(Rows from a figure dataset)
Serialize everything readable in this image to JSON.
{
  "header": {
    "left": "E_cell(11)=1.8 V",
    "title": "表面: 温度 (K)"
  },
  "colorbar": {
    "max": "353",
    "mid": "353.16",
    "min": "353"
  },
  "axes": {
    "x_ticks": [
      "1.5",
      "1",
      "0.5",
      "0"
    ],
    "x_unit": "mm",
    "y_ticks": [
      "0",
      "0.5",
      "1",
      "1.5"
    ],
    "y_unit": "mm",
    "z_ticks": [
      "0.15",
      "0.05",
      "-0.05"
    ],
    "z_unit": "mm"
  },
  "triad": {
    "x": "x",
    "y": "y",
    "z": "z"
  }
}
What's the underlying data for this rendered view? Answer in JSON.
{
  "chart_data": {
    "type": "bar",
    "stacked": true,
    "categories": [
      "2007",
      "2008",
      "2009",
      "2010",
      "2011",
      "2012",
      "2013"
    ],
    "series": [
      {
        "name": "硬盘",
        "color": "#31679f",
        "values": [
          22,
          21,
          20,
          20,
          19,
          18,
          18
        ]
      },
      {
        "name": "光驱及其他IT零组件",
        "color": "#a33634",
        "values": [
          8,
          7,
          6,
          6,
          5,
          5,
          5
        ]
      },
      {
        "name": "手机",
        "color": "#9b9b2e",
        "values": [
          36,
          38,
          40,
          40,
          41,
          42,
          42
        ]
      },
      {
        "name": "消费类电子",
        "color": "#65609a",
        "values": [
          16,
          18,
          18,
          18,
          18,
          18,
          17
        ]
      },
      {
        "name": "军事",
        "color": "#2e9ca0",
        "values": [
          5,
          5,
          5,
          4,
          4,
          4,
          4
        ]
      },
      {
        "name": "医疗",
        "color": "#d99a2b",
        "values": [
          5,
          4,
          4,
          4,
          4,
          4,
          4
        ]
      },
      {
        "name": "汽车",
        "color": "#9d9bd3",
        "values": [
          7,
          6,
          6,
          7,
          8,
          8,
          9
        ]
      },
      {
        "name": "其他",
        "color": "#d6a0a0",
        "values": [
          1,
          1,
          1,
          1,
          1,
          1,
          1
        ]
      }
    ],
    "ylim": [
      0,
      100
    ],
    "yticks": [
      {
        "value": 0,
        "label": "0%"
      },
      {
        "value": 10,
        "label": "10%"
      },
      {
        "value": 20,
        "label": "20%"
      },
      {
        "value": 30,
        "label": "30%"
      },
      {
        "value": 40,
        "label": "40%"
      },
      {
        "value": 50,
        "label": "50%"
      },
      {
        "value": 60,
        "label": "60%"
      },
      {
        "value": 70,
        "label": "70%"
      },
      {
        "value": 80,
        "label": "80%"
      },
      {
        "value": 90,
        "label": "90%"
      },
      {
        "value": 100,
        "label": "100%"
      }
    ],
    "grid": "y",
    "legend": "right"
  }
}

— Your task —
Show the lines of the records that include the string "JSON".

— Answer to the problem —
Serialize everything readable in this image to JSON.
What's the underlying data for this rendered view? Answer in JSON.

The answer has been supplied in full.